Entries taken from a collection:
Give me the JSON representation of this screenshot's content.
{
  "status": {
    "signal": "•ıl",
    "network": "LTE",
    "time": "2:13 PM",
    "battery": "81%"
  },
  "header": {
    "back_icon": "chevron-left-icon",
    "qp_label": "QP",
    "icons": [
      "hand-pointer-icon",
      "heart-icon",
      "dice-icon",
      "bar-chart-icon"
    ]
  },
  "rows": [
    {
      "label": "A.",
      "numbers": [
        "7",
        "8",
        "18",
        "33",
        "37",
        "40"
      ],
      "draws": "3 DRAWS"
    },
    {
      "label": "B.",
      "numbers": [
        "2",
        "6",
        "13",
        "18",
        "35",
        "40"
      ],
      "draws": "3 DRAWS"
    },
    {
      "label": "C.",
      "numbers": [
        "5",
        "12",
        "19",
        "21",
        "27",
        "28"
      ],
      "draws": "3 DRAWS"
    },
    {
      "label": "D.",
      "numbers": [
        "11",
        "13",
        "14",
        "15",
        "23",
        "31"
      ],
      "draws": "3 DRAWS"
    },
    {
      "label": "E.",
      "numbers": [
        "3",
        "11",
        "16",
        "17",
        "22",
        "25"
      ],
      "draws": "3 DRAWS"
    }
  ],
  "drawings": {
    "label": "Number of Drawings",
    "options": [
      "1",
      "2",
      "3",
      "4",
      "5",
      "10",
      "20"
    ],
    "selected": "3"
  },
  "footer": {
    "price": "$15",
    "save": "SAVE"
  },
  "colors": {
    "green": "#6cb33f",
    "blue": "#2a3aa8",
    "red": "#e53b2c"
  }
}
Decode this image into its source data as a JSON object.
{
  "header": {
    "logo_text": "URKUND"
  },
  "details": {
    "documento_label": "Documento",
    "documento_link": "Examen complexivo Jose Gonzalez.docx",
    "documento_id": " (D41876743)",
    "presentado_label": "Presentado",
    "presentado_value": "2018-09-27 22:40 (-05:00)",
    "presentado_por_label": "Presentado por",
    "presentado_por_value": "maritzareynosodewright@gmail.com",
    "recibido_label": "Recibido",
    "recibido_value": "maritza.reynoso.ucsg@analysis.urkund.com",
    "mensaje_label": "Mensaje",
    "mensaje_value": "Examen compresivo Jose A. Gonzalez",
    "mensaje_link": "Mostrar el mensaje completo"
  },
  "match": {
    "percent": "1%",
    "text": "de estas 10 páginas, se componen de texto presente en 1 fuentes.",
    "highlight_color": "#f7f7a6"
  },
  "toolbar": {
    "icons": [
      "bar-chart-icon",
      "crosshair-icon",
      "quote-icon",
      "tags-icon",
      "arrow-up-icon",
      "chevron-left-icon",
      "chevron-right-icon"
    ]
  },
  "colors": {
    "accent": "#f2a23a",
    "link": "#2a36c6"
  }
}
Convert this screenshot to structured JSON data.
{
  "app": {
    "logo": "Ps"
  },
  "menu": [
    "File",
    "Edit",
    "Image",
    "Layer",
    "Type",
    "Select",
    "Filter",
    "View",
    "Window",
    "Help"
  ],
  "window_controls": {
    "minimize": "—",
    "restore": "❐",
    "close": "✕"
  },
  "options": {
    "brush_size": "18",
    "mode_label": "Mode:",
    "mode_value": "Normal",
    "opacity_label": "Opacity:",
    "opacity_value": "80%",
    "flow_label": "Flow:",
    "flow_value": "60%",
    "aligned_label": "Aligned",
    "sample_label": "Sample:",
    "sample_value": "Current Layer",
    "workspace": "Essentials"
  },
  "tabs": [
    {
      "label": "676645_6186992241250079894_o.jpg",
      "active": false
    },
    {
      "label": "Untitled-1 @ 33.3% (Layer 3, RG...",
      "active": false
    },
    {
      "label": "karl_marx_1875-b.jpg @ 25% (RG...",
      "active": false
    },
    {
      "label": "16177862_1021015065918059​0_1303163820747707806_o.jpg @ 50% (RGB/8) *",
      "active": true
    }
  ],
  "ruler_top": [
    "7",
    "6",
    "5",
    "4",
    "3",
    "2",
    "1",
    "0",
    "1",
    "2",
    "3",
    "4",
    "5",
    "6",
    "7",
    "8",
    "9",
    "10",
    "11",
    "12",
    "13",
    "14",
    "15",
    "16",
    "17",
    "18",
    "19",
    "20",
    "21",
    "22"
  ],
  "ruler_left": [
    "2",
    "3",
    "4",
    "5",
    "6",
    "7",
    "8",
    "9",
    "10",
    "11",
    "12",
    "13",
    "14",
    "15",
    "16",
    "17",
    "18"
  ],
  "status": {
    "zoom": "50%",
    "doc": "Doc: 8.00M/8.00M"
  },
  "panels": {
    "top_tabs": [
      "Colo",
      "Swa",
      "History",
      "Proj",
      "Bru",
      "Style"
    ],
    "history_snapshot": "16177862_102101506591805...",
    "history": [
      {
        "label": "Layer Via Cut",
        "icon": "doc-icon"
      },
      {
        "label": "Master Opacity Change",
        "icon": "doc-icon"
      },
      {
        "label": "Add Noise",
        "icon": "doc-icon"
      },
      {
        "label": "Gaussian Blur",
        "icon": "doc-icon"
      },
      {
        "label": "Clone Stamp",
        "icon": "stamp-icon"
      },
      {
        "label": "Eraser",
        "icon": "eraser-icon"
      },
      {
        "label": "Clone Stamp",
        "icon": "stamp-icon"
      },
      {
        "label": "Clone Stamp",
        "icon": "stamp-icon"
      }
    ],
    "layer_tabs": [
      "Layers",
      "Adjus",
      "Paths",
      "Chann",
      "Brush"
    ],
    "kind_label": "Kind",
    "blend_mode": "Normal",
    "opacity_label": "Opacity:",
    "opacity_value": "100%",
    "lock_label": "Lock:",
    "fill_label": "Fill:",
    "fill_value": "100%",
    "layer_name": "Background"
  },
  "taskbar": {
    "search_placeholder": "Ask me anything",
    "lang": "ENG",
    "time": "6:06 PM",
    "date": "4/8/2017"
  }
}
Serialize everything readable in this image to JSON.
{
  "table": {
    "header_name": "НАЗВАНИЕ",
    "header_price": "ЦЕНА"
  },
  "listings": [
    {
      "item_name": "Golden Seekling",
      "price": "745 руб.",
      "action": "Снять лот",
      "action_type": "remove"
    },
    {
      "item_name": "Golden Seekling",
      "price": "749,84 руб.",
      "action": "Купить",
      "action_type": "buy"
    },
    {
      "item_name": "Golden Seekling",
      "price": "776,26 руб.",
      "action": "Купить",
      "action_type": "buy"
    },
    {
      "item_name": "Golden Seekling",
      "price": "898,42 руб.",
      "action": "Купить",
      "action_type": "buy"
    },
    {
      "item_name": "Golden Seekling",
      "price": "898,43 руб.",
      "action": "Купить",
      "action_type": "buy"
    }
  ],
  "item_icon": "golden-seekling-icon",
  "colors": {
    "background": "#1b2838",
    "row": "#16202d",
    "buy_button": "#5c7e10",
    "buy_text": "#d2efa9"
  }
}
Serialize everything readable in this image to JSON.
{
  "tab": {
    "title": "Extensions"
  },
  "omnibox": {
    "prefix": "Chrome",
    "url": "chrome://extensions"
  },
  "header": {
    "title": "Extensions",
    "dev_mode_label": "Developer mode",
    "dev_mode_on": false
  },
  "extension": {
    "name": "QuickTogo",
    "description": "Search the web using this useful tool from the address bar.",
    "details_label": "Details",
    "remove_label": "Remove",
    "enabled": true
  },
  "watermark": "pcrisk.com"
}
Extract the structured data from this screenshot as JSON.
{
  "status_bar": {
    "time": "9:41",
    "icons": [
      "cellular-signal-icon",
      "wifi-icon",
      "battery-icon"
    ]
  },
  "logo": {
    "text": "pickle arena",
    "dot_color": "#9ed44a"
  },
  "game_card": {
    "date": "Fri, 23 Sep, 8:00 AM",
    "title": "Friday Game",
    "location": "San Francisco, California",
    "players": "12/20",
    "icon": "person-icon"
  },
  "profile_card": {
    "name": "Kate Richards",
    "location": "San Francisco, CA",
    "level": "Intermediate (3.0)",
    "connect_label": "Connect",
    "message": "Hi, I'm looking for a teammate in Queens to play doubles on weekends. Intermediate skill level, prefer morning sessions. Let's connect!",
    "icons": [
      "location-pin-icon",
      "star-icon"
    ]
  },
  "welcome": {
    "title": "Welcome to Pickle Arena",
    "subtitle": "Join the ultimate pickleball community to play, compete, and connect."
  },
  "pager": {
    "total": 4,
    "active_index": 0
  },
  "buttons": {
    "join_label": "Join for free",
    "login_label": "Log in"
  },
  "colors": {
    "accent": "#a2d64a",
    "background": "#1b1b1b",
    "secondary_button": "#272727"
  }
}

• _DIRECTIONS_
Find how many lines include the string "chevron" and report that number alone.

• _REPLY_
3